▶ Work instructions: In the abstract below on Levinas and Pagan environmental ethics, condense the paragraph beginning "Pagans have accused Judaism" into a shorter paragraph that keeps its main facts.

▶ Excerpt to read:
== Segment start ==

Being at Home in Nature: A Levinasian Approach to Pagan Environmental Ethics
Issued Date: 8 Mar 2007
Abstract
Pagans have accused Judaism of a transcendental disregard for nature, while Jewish thinkers have suggested that paganism exhibits a natural, if primitive, disregard for ethics. For the most part, the paganism of which Jewish philosophers have spoken is understood as religion that has not yet developed any awareness of or respect for God, rather than contemporary Paganism. Pagans have cited some biblical texts in environmental work done by Jewish philosophers and activists. It seems obvious that individual Pagans and Jews have more or less appreciation of nature based on their personal inclinations; there are certainly many examples of good work being done on both sides. Addressing the basic difference in worldview or cosmology that underlies the accusations, I suggest a supplementation of Jewish and Pagan ideas, drawing on the work of the (post)modern Jewish philosopher Emmanuel Levinas (1906–1995). If Levinas’s under¬standing of transcendence is interpreted in terms of a lateral transcendence of one’s own ego, and one’s limited view of the world, rather than the vertical transcendence of nature, his ethical theory can contribute to the development of interpersonal environmental ethics in a contemporary Pagan worldview.

== Segment end ==

▶ Records provided:

== Segment start ==

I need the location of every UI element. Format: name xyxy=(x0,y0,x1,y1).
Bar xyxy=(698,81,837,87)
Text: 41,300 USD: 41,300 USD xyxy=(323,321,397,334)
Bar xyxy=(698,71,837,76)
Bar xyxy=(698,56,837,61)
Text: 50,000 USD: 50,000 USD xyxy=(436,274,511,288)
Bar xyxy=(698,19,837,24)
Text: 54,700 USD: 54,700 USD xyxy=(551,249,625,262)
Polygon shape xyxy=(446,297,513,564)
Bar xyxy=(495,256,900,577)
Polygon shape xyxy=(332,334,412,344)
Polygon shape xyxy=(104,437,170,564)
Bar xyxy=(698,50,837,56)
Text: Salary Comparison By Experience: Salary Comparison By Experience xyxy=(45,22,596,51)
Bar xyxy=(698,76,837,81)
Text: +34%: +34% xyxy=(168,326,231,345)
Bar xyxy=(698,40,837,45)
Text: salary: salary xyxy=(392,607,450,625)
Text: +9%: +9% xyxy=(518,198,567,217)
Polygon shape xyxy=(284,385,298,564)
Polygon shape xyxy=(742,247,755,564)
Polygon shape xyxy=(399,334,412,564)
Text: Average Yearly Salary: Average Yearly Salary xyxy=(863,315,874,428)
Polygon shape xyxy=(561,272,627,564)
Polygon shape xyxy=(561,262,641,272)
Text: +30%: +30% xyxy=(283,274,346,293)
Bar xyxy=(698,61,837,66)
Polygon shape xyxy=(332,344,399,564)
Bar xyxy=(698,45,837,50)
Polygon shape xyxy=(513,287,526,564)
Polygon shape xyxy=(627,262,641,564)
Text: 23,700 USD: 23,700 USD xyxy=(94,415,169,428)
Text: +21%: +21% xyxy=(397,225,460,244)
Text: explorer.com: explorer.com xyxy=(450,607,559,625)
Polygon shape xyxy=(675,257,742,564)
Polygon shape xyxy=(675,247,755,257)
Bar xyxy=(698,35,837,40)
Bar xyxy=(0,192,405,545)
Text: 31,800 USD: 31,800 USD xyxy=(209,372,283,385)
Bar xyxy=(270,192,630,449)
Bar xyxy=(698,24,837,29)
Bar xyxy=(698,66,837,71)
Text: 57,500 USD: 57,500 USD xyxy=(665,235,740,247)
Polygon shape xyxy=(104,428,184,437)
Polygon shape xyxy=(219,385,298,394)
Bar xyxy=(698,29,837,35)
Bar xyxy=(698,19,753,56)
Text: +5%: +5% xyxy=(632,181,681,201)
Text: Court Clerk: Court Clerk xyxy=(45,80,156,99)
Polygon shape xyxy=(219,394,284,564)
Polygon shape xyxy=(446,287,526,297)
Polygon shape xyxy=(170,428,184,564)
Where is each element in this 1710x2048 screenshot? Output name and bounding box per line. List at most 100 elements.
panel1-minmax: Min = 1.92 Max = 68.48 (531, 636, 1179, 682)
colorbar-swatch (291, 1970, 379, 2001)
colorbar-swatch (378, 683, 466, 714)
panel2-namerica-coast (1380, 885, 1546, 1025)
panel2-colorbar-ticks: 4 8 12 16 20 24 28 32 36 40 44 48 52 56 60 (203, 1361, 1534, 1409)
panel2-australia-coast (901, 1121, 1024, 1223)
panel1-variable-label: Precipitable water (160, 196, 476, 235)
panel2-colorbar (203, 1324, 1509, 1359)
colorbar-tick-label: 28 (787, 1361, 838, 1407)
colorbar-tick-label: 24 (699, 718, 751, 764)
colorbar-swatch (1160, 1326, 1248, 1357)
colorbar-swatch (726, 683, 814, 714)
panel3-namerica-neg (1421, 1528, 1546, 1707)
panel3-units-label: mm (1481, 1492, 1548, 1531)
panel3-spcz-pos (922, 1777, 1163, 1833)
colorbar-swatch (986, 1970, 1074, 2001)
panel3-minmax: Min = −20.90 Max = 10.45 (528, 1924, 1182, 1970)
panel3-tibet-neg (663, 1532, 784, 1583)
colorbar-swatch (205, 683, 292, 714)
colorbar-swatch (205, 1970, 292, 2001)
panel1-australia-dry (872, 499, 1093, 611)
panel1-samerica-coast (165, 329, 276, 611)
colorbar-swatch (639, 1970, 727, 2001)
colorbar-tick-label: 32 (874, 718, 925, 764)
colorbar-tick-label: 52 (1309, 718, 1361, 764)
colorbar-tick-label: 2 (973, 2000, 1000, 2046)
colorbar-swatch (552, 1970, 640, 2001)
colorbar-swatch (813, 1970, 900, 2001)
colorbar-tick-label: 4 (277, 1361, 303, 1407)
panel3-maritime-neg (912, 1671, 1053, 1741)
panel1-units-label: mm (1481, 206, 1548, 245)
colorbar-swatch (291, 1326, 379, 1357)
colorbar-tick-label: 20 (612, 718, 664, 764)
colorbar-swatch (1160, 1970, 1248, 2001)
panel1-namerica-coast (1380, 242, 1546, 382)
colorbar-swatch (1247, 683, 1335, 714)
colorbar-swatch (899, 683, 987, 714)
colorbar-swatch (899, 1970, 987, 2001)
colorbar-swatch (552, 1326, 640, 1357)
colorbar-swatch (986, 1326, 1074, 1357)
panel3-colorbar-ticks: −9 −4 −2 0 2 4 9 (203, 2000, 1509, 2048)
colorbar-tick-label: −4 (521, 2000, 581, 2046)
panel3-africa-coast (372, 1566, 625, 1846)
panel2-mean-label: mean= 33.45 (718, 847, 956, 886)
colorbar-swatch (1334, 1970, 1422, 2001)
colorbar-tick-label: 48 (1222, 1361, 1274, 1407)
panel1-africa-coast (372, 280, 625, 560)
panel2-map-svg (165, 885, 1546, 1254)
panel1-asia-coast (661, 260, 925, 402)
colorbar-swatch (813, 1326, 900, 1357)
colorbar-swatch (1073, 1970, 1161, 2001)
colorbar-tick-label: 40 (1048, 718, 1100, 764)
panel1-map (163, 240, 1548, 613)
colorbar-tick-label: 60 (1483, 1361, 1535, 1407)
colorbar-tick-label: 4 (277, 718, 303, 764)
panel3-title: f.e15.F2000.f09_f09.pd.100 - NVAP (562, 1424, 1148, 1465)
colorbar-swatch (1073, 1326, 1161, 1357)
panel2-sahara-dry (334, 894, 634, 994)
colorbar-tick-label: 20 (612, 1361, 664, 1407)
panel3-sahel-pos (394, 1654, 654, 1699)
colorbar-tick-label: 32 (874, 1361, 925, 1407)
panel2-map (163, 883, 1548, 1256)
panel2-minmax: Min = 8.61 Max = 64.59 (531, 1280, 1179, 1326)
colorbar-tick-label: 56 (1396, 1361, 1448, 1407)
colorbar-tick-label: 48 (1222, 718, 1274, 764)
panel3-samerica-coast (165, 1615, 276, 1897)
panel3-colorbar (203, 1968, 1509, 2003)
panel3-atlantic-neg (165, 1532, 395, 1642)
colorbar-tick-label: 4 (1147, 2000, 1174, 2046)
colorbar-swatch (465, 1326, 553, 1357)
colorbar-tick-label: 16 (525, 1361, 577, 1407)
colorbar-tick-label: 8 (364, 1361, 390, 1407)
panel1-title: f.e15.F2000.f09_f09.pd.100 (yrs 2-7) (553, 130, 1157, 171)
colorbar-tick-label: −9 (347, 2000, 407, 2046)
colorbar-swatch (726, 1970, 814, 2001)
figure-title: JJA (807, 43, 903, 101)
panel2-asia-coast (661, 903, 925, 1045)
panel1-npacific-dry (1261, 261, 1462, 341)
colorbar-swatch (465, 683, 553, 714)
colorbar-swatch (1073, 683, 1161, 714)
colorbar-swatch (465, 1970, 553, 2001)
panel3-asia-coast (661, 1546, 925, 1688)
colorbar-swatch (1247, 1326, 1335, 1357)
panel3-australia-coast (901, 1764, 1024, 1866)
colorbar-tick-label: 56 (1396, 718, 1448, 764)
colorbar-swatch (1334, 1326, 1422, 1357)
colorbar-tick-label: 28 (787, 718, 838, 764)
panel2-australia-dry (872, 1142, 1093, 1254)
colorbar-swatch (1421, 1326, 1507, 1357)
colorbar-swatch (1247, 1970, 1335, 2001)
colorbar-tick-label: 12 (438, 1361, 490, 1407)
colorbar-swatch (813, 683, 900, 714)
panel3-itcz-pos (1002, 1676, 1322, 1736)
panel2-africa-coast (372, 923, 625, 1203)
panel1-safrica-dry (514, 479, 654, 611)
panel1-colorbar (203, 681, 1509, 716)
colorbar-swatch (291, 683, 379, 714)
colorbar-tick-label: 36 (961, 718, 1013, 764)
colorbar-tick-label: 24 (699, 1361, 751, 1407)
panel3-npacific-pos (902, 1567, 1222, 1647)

== Segment end ==

▶ Task result: Pagans have accused Judaism of a transcendental disregard for nature, and Jewish thinkers have suggested that paganism shows a natural, if primitive, disregard for ethics. The paganism those philosophers meant was religion without awareness of or respect for God, not contemporary Paganism. Pagans have cited biblical texts in Jewish environmental work, and individuals on both sides value nature to differing degrees, with good work done by each. To address the underlying difference in worldview, the author proposes supplementing Jewish and Pagan ideas through Emmanuel Levinas (1906–1995). If Levinas's transcendence is read as a lateral transcendence of one's ego and limited view rather than a vertical transcendence of nature, his ethics can help develop interpersonal environmental ethics within a contemporary Pagan worldview.